Start of Records supplied
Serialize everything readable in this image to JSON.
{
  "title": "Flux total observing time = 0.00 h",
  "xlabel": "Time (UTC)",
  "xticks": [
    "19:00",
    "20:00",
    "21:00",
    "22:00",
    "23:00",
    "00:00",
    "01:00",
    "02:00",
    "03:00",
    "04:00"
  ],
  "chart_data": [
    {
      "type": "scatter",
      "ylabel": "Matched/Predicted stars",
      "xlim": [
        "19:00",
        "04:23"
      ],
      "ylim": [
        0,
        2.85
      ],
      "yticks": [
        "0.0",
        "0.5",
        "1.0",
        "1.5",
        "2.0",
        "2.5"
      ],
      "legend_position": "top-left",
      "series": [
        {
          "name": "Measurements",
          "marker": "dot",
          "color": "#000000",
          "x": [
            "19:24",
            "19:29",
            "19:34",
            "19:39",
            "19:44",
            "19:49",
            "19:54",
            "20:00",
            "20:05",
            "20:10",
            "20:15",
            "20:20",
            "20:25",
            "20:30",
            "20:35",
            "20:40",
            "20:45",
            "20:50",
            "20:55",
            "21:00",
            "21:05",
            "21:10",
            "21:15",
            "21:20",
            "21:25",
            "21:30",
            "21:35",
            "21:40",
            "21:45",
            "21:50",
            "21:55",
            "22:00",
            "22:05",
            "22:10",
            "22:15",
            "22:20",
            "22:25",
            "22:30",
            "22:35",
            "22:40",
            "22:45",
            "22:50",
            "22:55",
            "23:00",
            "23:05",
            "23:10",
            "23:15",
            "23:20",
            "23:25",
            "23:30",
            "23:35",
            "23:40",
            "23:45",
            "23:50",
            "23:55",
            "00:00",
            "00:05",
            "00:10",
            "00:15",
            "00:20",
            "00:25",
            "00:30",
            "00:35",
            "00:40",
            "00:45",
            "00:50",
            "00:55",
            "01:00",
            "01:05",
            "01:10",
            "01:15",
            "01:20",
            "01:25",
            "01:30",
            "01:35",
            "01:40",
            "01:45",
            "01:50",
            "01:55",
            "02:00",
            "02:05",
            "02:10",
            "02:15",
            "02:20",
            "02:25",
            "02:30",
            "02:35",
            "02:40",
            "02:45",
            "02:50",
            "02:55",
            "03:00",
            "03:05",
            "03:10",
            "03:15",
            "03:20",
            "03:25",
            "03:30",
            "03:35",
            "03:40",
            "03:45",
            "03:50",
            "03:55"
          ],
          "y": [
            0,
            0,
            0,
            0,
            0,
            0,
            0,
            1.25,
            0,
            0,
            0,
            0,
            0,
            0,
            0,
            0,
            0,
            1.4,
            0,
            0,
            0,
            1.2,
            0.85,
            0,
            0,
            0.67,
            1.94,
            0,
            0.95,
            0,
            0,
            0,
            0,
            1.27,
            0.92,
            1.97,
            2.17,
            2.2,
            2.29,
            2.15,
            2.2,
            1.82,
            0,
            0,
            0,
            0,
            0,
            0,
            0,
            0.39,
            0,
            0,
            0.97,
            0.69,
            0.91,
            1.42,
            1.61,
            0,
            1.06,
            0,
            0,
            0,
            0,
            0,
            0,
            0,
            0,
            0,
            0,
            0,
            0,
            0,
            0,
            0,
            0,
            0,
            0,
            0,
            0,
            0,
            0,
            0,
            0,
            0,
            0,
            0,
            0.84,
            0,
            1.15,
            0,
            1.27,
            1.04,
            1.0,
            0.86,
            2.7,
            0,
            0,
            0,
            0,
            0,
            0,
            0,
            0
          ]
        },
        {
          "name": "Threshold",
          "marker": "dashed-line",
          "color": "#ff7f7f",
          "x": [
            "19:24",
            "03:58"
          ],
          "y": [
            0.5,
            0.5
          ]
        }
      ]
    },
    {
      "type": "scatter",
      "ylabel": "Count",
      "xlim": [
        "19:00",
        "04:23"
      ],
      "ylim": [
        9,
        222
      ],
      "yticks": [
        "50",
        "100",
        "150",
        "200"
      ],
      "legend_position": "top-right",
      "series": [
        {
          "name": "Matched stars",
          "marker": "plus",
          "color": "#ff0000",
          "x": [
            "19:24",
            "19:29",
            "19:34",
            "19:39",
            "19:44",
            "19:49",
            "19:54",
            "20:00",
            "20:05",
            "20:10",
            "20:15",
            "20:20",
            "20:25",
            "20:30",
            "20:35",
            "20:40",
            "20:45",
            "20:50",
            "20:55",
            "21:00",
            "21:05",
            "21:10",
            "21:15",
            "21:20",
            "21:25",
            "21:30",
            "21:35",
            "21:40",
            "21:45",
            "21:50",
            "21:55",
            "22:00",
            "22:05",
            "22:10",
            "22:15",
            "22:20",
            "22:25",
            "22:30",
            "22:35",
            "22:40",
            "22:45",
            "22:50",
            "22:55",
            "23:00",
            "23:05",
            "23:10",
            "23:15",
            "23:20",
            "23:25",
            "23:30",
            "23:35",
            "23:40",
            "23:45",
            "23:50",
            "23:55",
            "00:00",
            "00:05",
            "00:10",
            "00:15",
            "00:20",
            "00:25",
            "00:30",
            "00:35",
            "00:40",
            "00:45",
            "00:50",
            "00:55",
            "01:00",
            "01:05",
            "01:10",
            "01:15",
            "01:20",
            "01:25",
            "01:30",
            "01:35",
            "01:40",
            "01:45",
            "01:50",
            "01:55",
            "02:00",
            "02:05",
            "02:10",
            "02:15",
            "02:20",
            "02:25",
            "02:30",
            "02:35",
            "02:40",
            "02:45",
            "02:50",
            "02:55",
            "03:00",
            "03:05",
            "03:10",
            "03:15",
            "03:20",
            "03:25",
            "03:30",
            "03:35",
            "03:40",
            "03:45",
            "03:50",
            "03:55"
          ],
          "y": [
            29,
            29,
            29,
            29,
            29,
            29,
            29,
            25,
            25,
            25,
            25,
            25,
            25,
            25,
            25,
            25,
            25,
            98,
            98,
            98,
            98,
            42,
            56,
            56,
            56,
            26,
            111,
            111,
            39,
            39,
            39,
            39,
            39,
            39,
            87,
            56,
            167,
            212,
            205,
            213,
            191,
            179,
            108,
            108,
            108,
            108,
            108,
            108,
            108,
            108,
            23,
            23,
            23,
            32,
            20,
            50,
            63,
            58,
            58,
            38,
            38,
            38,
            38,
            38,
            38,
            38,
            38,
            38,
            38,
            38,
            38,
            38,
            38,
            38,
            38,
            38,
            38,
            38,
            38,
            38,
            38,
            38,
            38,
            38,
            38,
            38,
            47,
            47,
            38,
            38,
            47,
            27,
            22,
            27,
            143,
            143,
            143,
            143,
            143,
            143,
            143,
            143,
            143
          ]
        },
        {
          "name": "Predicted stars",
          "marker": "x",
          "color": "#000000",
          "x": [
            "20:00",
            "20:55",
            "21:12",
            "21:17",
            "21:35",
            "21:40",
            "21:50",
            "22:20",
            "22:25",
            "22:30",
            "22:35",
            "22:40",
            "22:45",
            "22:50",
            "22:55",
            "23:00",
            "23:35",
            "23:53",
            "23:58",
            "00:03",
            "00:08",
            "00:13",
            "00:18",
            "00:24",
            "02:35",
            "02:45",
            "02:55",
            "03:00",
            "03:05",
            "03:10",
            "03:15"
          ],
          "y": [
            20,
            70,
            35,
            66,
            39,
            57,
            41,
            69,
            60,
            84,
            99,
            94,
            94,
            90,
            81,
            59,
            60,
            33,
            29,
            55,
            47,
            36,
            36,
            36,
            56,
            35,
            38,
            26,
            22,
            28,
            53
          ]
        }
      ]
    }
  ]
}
End of Records supplied
Instructions to follow » Produce an exact copy of the whole listing.

Task solution »
Serialize everything readable in this image to JSON.
{
  "title": "Flux total observing time = 0.00 h",
  "xlabel": "Time (UTC)",
  "xticks": [
    "19:00",
    "20:00",
    "21:00",
    "22:00",
    "23:00",
    "00:00",
    "01:00",
    "02:00",
    "03:00",
    "04:00"
  ],
  "chart_data": [
    {
      "type": "scatter",
      "ylabel": "Matched/Predicted stars",
      "xlim": [
        "19:00",
        "04:23"
      ],
      "ylim": [
        0,
        2.85
      ],
      "yticks": [
        "0.0",
        "0.5",
        "1.0",
        "1.5",
        "2.0",
        "2.5"
      ],
      "legend_position": "top-left",
      "series": [
        {
          "name": "Measurements",
          "marker": "dot",
          "color": "#000000",
          "x": [
            "19:24",
            "19:29",
            "19:34",
            "19:39",
            "19:44",
            "19:49",
            "19:54",
            "20:00",
            "20:05",
            "20:10",
            "20:15",
            "20:20",
            "20:25",
            "20:30",
            "20:35",
            "20:40",
            "20:45",
            "20:50",
            "20:55",
            "21:00",
            "21:05",
            "21:10",
            "21:15",
            "21:20",
            "21:25",
            "21:30",
            "21:35",
            "21:40",
            "21:45",
            "21:50",
            "21:55",
            "22:00",
            "22:05",
            "22:10",
            "22:15",
            "22:20",
            "22:25",
            "22:30",
            "22:35",
            "22:40",
            "22:45",
            "22:50",
            "22:55",
            "23:00",
            "23:05",
            "23:10",
            "23:15",
            "23:20",
            "23:25",
            "23:30",
            "23:35",
            "23:40",
            "23:45",
            "23:50",
            "23:55",
            "00:00",
            "00:05",
            "00:10",
            "00:15",
            "00:20",
            "00:25",
            "00:30",
            "00:35",
            "00:40",
            "00:45",
            "00:50",
            "00:55",
            "01:00",
            "01:05",
            "01:10",
            "01:15",
            "01:20",
            "01:25",
            "01:30",
            "01:35",
            "01:40",
            "01:45",
            "01:50",
            "01:55",
            "02:00",
            "02:05",
            "02:10",
            "02:15",
            "02:20",
            "02:25",
            "02:30",
            "02:35",
            "02:40",
            "02:45",
            "02:50",
            "02:55",
            "03:00",
            "03:05",
            "03:10",
            "03:15",
            "03:20",
            "03:25",
            "03:30",
            "03:35",
            "03:40",
            "03:45",
            "03:50",
            "03:55"
          ],
          "y": [
            0,
            0,
            0,
            0,
            0,
            0,
            0,
            1.25,
            0,
            0,
            0,
            0,
            0,
            0,
            0,
            0,
            0,
            1.4,
            0,
            0,
            0,
            1.2,
            0.85,
            0,
            0,
            0.67,
            1.94,
            0,
            0.95,
            0,
            0,
            0,
            0,
            1.27,
            0.92,
            1.97,
            2.17,
            2.2,
            2.29,
            2.15,
            2.2,
            1.82,
            0,
            0,
            0,
            0,
            0,
            0,
            0,
            0.39,
            0,
            0,
            0.97,
            0.69,
            0.91,
            1.42,
            1.61,
            0,
            1.06,
            0,
            0,
            0,
            0,
            0,
            0,
            0,
            0,
            0,
            0,
            0,
            0,
            0,
            0,
            0,
            0,
            0,
            0,
            0,
            0,
            0,
            0,
            0,
            0,
            0,
            0,
            0,
            0.84,
            0,
            1.15,
            0,
            1.27,
            1.04,
            1.0,
            0.86,
            2.7,
            0,
            0,
            0,
            0,
            0,
            0,
            0,
            0
          ]
        },
        {
          "name": "Threshold",
          "marker": "dashed-line",
          "color": "#ff7f7f",
          "x": [
            "19:24",
            "03:58"
          ],
          "y": [
            0.5,
            0.5
          ]
        }
      ]
    },
    {
      "type": "scatter",
      "ylabel": "Count",
      "xlim": [
        "19:00",
        "04:23"
      ],
      "ylim": [
        9,
        222
      ],
      "yticks": [
        "50",
        "100",
        "150",
        "200"
      ],
      "legend_position": "top-right",
      "series": [
        {
          "name": "Matched stars",
          "marker": "plus",
          "color": "#ff0000",
          "x": [
            "19:24",
            "19:29",
            "19:34",
            "19:39",
            "19:44",
            "19:49",
            "19:54",
            "20:00",
            "20:05",
            "20:10",
            "20:15",
            "20:20",
            "20:25",
            "20:30",
            "20:35",
            "20:40",
            "20:45",
            "20:50",
            "20:55",
            "21:00",
            "21:05",
            "21:10",
            "21:15",
            "21:20",
            "21:25",
            "21:30",
            "21:35",
            "21:40",
            "21:45",
            "21:50",
            "21:55",
            "22:00",
            "22:05",
            "22:10",
            "22:15",
            "22:20",
            "22:25",
            "22:30",
            "22:35",
            "22:40",
            "22:45",
            "22:50",
            "22:55",
            "23:00",
            "23:05",
            "23:10",
            "23:15",
            "23:20",
            "23:25",
            "23:30",
            "23:35",
            "23:40",
            "23:45",
            "23:50",
            "23:55",
            "00:00",
            "00:05",
            "00:10",
            "00:15",
            "00:20",
            "00:25",
            "00:30",
            "00:35",
            "00:40",
            "00:45",
            "00:50",
            "00:55",
            "01:00",
            "01:05",
            "01:10",
            "01:15",
            "01:20",
            "01:25",
            "01:30",
            "01:35",
            "01:40",
            "01:45",
            "01:50",
            "01:55",
            "02:00",
            "02:05",
            "02:10",
            "02:15",
            "02:20",
            "02:25",
            "02:30",
            "02:35",
            "02:40",
            "02:45",
            "02:50",
            "02:55",
            "03:00",
            "03:05",
            "03:10",
            "03:15",
            "03:20",
            "03:25",
            "03:30",
            "03:35",
            "03:40",
            "03:45",
            "03:50",
            "03:55"
          ],
          "y": [
            29,
            29,
            29,
            29,
            29,
            29,
            29,
            25,
            25,
            25,
            25,
            25,
            25,
            25,
            25,
            25,
            25,
            98,
            98,
            98,
            98,
            42,
            56,
            56,
            56,
            26,
            111,
            111,
            39,
            39,
            39,
            39,
            39,
            39,
            87,
            56,
            167,
            212,
            205,
            213,
            191,
            179,
            108,
            108,
            108,
            108,
            108,
            108,
            108,
            108,
            23,
            23,
            23,
            32,
            20,
            50,
            63,
            58,
            58,
            38,
            38,
            38,
            38,
            38,
            38,
            38,
            38,
            38,
            38,
            38,
            38,
            38,
            38,
            38,
            38,
            38,
            38,
            38,
            38,
            38,
            38,
            38,
            38,
            38,
            38,
            38,
            47,
            47,
            38,
            38,
            47,
            27,
            22,
            27,
            143,
            143,
            143,
            143,
            143,
            143,
            143,
            143,
            143
          ]
        },
        {
          "name": "Predicted stars",
          "marker": "x",
          "color": "#000000",
          "x": [
            "20:00",
            "20:55",
            "21:12",
            "21:17",
            "21:35",
            "21:40",
            "21:50",
            "22:20",
            "22:25",
            "22:30",
            "22:35",
            "22:40",
            "22:45",
            "22:50",
            "22:55",
            "23:00",
            "23:35",
            "23:53",
            "23:58",
            "00:03",
            "00:08",
            "00:13",
            "00:18",
            "00:24",
            "02:35",
            "02:45",
            "02:55",
            "03:00",
            "03:05",
            "03:10",
            "03:15"
          ],
          "y": [
            20,
            70,
            35,
            66,
            39,
            57,
            41,
            69,
            60,
            84,
            99,
            94,
            94,
            90,
            81,
            59,
            60,
            33,
            29,
            55,
            47,
            36,
            36,
            36,
            56,
            35,
            38,
            26,
            22,
            28,
            53
          ]
        }
      ]
    }
  ]
}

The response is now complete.